━━ Material for this task

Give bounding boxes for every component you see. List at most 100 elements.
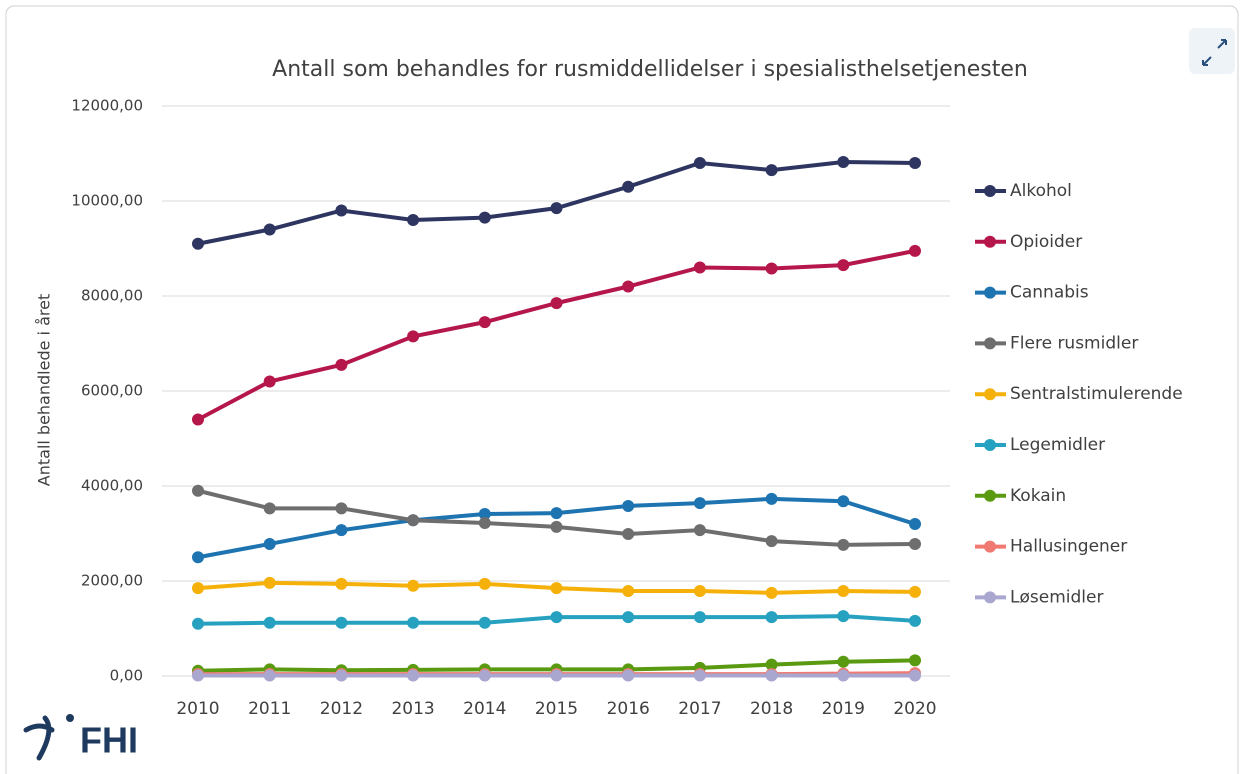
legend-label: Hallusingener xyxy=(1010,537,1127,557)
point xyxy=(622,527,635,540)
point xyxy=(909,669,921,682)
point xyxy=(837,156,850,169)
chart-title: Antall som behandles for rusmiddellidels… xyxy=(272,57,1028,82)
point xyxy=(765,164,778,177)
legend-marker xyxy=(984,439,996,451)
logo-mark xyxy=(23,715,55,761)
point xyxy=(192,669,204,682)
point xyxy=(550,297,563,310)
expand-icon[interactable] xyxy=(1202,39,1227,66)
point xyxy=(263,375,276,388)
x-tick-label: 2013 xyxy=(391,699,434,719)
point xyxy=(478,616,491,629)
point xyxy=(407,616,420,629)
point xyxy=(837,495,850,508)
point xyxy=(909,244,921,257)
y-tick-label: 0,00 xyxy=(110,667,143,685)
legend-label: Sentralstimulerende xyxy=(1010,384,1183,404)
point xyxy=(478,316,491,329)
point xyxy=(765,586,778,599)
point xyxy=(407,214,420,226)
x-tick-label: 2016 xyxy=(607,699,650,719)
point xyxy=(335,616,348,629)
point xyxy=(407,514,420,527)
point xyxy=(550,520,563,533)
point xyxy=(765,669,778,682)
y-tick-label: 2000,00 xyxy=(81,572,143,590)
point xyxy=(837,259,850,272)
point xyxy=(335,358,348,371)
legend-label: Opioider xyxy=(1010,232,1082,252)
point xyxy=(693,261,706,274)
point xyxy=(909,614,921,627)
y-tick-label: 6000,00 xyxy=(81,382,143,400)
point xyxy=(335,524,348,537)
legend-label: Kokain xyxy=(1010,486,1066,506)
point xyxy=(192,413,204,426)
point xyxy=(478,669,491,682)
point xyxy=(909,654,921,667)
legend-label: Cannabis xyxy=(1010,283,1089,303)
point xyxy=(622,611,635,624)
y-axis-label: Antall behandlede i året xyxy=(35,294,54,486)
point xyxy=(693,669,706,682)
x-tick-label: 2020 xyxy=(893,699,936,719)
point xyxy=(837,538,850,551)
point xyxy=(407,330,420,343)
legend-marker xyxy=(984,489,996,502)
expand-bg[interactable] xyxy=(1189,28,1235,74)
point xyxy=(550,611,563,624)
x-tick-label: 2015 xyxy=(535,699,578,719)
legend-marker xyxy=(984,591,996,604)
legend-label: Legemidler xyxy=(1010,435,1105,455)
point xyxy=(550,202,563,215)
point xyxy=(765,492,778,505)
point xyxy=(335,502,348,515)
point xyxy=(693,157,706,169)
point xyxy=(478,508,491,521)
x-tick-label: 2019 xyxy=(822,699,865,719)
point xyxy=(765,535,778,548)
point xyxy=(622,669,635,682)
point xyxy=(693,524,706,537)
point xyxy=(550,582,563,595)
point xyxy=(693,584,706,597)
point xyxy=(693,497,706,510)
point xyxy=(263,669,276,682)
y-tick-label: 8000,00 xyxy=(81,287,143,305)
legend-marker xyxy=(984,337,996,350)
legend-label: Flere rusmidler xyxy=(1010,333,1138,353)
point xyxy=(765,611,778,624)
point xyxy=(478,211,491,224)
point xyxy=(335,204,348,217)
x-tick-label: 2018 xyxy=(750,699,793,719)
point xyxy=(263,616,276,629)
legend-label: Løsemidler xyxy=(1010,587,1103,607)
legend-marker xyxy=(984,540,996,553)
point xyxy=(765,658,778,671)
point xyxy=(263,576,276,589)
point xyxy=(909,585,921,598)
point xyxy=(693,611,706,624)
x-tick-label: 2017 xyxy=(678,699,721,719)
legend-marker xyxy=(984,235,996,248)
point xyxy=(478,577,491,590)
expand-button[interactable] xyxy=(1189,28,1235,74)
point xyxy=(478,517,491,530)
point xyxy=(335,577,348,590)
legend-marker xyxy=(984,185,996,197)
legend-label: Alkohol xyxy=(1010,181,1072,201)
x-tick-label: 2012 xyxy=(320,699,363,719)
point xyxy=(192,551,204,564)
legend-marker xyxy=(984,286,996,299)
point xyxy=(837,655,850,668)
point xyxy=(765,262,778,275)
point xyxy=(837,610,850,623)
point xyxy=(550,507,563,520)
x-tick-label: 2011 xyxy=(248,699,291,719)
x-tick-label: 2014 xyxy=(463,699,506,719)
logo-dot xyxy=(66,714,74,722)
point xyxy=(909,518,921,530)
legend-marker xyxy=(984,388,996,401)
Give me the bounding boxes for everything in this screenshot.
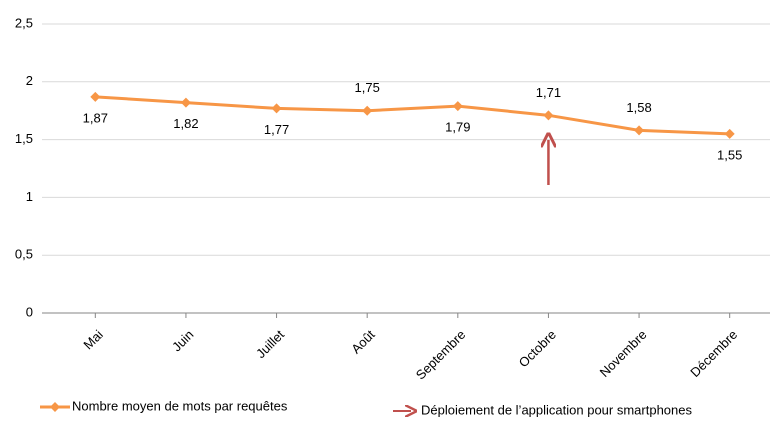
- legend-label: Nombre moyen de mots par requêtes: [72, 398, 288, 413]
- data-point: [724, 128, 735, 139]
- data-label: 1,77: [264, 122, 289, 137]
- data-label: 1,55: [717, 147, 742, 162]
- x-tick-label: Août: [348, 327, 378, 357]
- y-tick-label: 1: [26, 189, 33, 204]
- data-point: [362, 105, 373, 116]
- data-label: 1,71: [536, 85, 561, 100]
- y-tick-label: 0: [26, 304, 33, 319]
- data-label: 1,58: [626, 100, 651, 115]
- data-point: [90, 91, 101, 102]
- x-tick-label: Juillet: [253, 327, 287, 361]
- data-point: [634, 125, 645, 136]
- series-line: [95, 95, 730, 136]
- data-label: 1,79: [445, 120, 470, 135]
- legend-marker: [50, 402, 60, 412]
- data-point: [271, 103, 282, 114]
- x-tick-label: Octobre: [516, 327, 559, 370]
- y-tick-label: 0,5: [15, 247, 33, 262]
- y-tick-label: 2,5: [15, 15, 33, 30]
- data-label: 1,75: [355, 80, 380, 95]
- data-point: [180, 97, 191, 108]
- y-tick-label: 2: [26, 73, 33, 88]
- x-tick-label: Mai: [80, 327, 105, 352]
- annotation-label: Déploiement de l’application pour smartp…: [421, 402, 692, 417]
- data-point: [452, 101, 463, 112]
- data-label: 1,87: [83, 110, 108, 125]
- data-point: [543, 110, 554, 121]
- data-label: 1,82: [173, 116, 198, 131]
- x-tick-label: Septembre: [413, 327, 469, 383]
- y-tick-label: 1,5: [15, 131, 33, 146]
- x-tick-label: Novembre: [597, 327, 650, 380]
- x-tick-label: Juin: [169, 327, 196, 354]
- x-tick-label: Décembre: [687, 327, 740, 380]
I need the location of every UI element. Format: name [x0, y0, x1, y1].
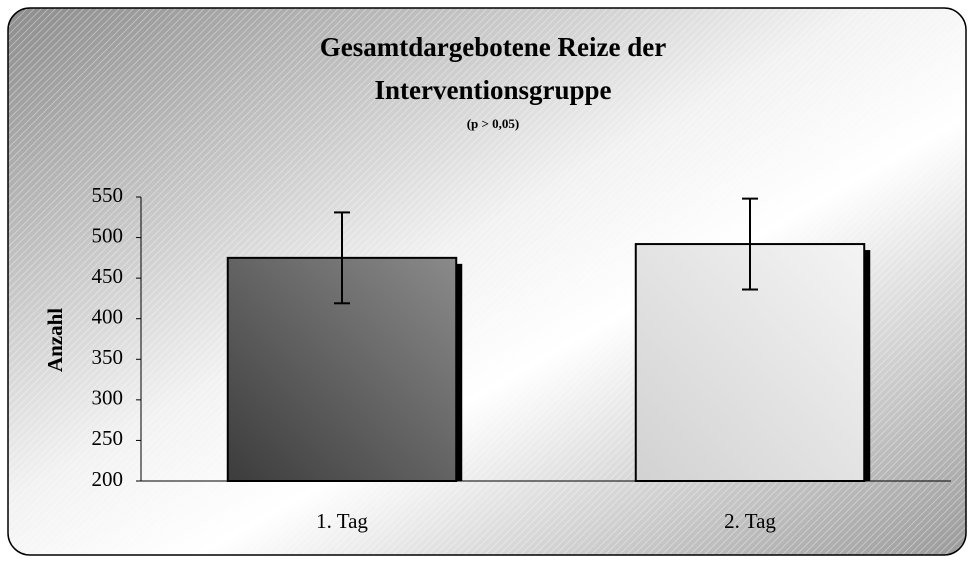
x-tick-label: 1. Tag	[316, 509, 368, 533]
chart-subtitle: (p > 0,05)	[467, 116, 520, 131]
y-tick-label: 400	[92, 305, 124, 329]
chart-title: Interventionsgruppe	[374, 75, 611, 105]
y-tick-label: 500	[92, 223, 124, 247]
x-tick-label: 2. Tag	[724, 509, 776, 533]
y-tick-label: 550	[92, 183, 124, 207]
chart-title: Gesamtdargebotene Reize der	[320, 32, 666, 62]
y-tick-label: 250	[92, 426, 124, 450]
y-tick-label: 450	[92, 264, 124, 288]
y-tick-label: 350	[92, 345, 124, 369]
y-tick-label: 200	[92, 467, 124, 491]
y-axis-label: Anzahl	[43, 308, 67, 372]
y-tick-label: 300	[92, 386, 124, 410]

━━━━

(What you are asked to do) Reproduce every line of the data above verbatim, omitting the pictures.

(Written response)
Give bounding boxes for every component you see. List at most 100 elements.
legend-label: Hallusingener xyxy=(1010,537,1127,557)
point xyxy=(622,527,635,540)
point xyxy=(909,669,921,682)
point xyxy=(837,156,850,169)
chart-title: Antall som behandles for rusmiddellidels… xyxy=(272,57,1028,82)
point xyxy=(765,164,778,177)
legend-marker xyxy=(984,439,996,451)
logo-mark xyxy=(23,715,55,761)
point xyxy=(192,669,204,682)
point xyxy=(550,297,563,310)
expand-icon[interactable] xyxy=(1202,39,1227,66)
point xyxy=(263,375,276,388)
x-tick-label: 2013 xyxy=(391,699,434,719)
point xyxy=(478,616,491,629)
point xyxy=(407,616,420,629)
point xyxy=(837,495,850,508)
point xyxy=(909,244,921,257)
y-tick-label: 0,00 xyxy=(110,667,143,685)
legend-label: Sentralstimulerende xyxy=(1010,384,1183,404)
point xyxy=(478,316,491,329)
point xyxy=(765,586,778,599)
point xyxy=(407,214,420,226)
x-tick-label: 2016 xyxy=(607,699,650,719)
point xyxy=(335,616,348,629)
point xyxy=(407,514,420,527)
point xyxy=(550,520,563,533)
point xyxy=(765,669,778,682)
y-tick-label: 2000,00 xyxy=(81,572,143,590)
point xyxy=(837,259,850,272)
point xyxy=(335,358,348,371)
legend-label: Opioider xyxy=(1010,232,1082,252)
point xyxy=(693,261,706,274)
point xyxy=(909,614,921,627)
y-tick-label: 6000,00 xyxy=(81,382,143,400)
point xyxy=(335,524,348,537)
legend-label: Kokain xyxy=(1010,486,1066,506)
point xyxy=(192,413,204,426)
point xyxy=(478,669,491,682)
point xyxy=(909,654,921,667)
legend-label: Cannabis xyxy=(1010,283,1089,303)
point xyxy=(622,611,635,624)
y-axis-label: Antall behandlede i året xyxy=(35,294,54,486)
point xyxy=(693,669,706,682)
x-tick-label: 2020 xyxy=(893,699,936,719)
point xyxy=(837,538,850,551)
point xyxy=(407,330,420,343)
legend-marker xyxy=(984,489,996,502)
expand-bg[interactable] xyxy=(1189,28,1235,74)
point xyxy=(550,611,563,624)
x-tick-label: 2015 xyxy=(535,699,578,719)
legend-marker xyxy=(984,591,996,604)
legend-label: Legemidler xyxy=(1010,435,1105,455)
point xyxy=(550,202,563,215)
point xyxy=(765,492,778,505)
point xyxy=(335,502,348,515)
point xyxy=(693,157,706,169)
point xyxy=(478,508,491,521)
x-tick-label: 2019 xyxy=(822,699,865,719)
point xyxy=(765,535,778,548)
point xyxy=(622,669,635,682)
point xyxy=(693,524,706,537)
point xyxy=(550,582,563,595)
point xyxy=(693,584,706,597)
point xyxy=(693,497,706,510)
point xyxy=(263,669,276,682)
y-tick-label: 8000,00 xyxy=(81,287,143,305)
legend-marker xyxy=(984,337,996,350)
legend-label: Flere rusmidler xyxy=(1010,333,1138,353)
point xyxy=(765,611,778,624)
point xyxy=(478,211,491,224)
point xyxy=(335,204,348,217)
x-tick-label: 2018 xyxy=(750,699,793,719)
point xyxy=(263,616,276,629)
legend-label: Løsemidler xyxy=(1010,587,1103,607)
legend-marker xyxy=(984,540,996,553)
point xyxy=(765,658,778,671)
point xyxy=(263,576,276,589)
point xyxy=(909,585,921,598)
point xyxy=(693,611,706,624)
x-tick-label: 2017 xyxy=(678,699,721,719)
legend-marker xyxy=(984,235,996,248)
point xyxy=(478,577,491,590)
expand-button[interactable] xyxy=(1189,28,1235,74)
point xyxy=(478,517,491,530)
point xyxy=(335,577,348,590)
legend-marker xyxy=(984,185,996,197)
legend-label: Alkohol xyxy=(1010,181,1072,201)
x-tick-label: 2012 xyxy=(320,699,363,719)
point xyxy=(192,551,204,564)
legend-marker xyxy=(984,286,996,299)
point xyxy=(837,655,850,668)
point xyxy=(765,262,778,275)
point xyxy=(837,610,850,623)
point xyxy=(550,507,563,520)
x-tick-label: 2011 xyxy=(248,699,291,719)
x-tick-label: 2014 xyxy=(463,699,506,719)
logo-dot xyxy=(66,714,74,722)
point xyxy=(909,518,921,530)
legend-marker xyxy=(984,388,996,401)
Give me the bounding boxes for everything in this screenshot.
- legend-label: Nombre moyen de mots par requêtes: [72, 398, 288, 413]
- data-point: [724, 128, 735, 139]
- data-label: 1,77: [264, 122, 289, 137]
- data-label: 1,55: [717, 147, 742, 162]
- x-tick-label: Août: [348, 327, 378, 357]
- y-tick-label: 1: [26, 189, 33, 204]
- data-point: [362, 105, 373, 116]
- data-label: 1,71: [536, 85, 561, 100]
- y-tick-label: 0: [26, 304, 33, 319]
- data-label: 1,58: [626, 100, 651, 115]
- data-point: [90, 91, 101, 102]
- x-tick-label: Juillet: [253, 327, 287, 361]
- data-point: [634, 125, 645, 136]
- series-line: [95, 95, 730, 136]
- data-label: 1,79: [445, 120, 470, 135]
- legend-marker: [50, 402, 60, 412]
- data-point: [271, 103, 282, 114]
- x-tick-label: Octobre: [516, 327, 559, 370]
- y-tick-label: 0,5: [15, 247, 33, 262]
- y-tick-label: 2,5: [15, 15, 33, 30]
- data-label: 1,75: [355, 80, 380, 95]
- data-point: [180, 97, 191, 108]
- y-tick-label: 2: [26, 73, 33, 88]
- x-tick-label: Mai: [80, 327, 105, 352]
- annotation-label: Déploiement de l’application pour smartp…: [421, 402, 692, 417]
- data-point: [452, 101, 463, 112]
- data-label: 1,87: [83, 110, 108, 125]
- data-point: [543, 110, 554, 121]
- data-label: 1,82: [173, 116, 198, 131]
- x-tick-label: Septembre: [413, 327, 469, 383]
- y-tick-label: 1,5: [15, 131, 33, 146]
- x-tick-label: Novembre: [597, 327, 650, 380]
- x-tick-label: Juin: [169, 327, 196, 354]
- x-tick-label: Décembre: [687, 327, 740, 380]
I need the location of every UI element. Format: name [x0, y0, x1, y1].
x-tick-label: 1. Tag	[316, 509, 368, 533]
chart-subtitle: (p > 0,05)	[467, 116, 520, 131]
y-tick-label: 400	[92, 305, 124, 329]
chart-title: Interventionsgruppe	[374, 75, 611, 105]
y-tick-label: 500	[92, 223, 124, 247]
x-tick-label: 2. Tag	[724, 509, 776, 533]
y-tick-label: 550	[92, 183, 124, 207]
chart-title: Gesamtdargebotene Reize der	[320, 32, 666, 62]
y-tick-label: 250	[92, 426, 124, 450]
y-tick-label: 450	[92, 264, 124, 288]
y-tick-label: 350	[92, 345, 124, 369]
y-tick-label: 200	[92, 467, 124, 491]
y-axis-label: Anzahl	[43, 308, 67, 372]
y-tick-label: 300	[92, 386, 124, 410]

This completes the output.